● Data records:
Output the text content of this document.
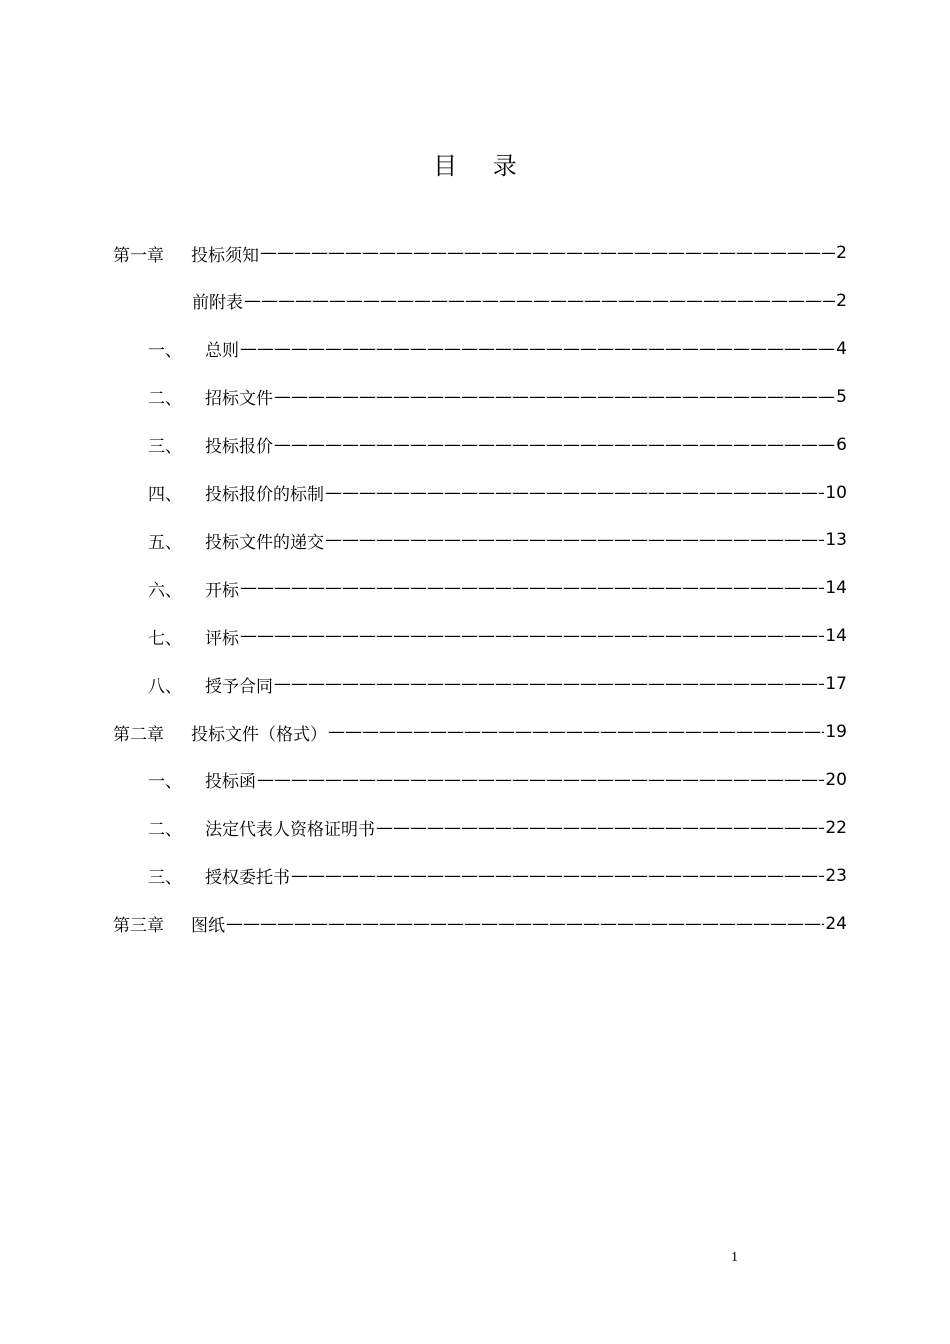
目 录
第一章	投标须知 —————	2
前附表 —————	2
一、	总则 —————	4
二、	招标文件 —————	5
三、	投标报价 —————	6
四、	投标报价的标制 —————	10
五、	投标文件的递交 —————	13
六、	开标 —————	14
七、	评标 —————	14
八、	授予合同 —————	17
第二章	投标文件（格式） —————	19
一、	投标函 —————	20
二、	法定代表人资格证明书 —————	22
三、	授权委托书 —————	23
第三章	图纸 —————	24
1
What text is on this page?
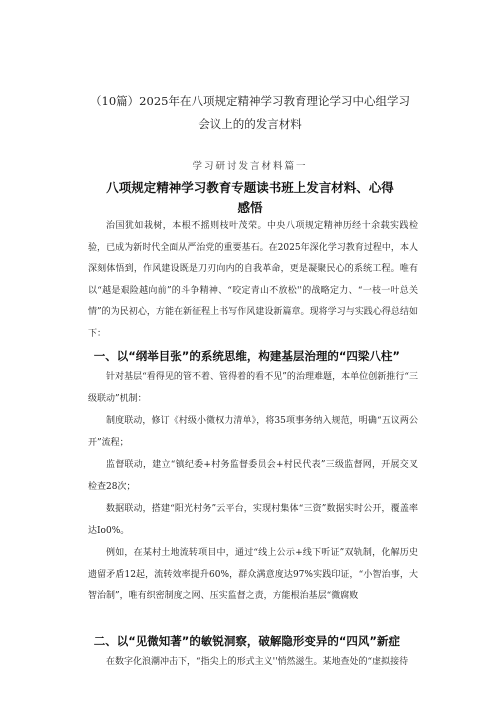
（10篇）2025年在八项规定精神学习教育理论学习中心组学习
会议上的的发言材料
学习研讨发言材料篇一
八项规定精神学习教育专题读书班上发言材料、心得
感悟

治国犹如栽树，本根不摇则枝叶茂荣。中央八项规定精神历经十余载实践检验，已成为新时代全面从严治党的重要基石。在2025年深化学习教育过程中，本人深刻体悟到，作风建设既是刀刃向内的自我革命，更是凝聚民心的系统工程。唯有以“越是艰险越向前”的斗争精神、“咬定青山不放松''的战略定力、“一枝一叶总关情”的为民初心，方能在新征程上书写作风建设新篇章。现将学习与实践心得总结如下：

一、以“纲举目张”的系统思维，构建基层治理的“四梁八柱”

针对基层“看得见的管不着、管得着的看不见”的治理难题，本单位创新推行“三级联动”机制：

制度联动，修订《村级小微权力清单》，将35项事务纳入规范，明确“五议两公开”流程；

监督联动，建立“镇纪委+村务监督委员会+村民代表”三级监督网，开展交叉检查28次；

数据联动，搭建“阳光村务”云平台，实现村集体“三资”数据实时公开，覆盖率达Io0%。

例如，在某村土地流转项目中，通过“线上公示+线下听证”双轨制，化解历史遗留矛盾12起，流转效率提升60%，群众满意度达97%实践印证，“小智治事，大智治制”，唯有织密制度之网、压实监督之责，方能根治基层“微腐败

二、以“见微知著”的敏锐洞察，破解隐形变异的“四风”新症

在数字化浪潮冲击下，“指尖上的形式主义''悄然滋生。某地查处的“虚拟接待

● Given request: Retype all entries exactly as they appear, dropping the images.

● Complete answer:
Output the text content of this document.
目 录
第一章	投标须知 —————	2
前附表 —————	2
一、	总则 —————	4
二、	招标文件 —————	5
三、	投标报价 —————	6
四、	投标报价的标制 —————	10
五、	投标文件的递交 —————	13
六、	开标 —————	14
七、	评标 —————	14
八、	授予合同 —————	17
第二章	投标文件（格式） —————	19
一、	投标函 —————	20
二、	法定代表人资格证明书 —————	22
三、	授权委托书 —————	23
第三章	图纸 —————	24
1
What text is on this page?
（10篇）2025年在八项规定精神学习教育理论学习中心组学习
会议上的的发言材料
学习研讨发言材料篇一
八项规定精神学习教育专题读书班上发言材料、心得
感悟

治国犹如栽树，本根不摇则枝叶茂荣。中央八项规定精神历经十余载实践检验，已成为新时代全面从严治党的重要基石。在2025年深化学习教育过程中，本人深刻体悟到，作风建设既是刀刃向内的自我革命，更是凝聚民心的系统工程。唯有以“越是艰险越向前”的斗争精神、“咬定青山不放松''的战略定力、“一枝一叶总关情”的为民初心，方能在新征程上书写作风建设新篇章。现将学习与实践心得总结如下：

一、以“纲举目张”的系统思维，构建基层治理的“四梁八柱”

针对基层“看得见的管不着、管得着的看不见”的治理难题，本单位创新推行“三级联动”机制：

制度联动，修订《村级小微权力清单》，将35项事务纳入规范，明确“五议两公开”流程；

监督联动，建立“镇纪委+村务监督委员会+村民代表”三级监督网，开展交叉检查28次；

数据联动，搭建“阳光村务”云平台，实现村集体“三资”数据实时公开，覆盖率达Io0%。

例如，在某村土地流转项目中，通过“线上公示+线下听证”双轨制，化解历史遗留矛盾12起，流转效率提升60%，群众满意度达97%实践印证，“小智治事，大智治制”，唯有织密制度之网、压实监督之责，方能根治基层“微腐败

二、以“见微知著”的敏锐洞察，破解隐形变异的“四风”新症

在数字化浪潮冲击下，“指尖上的形式主义''悄然滋生。某地查处的“虚拟接待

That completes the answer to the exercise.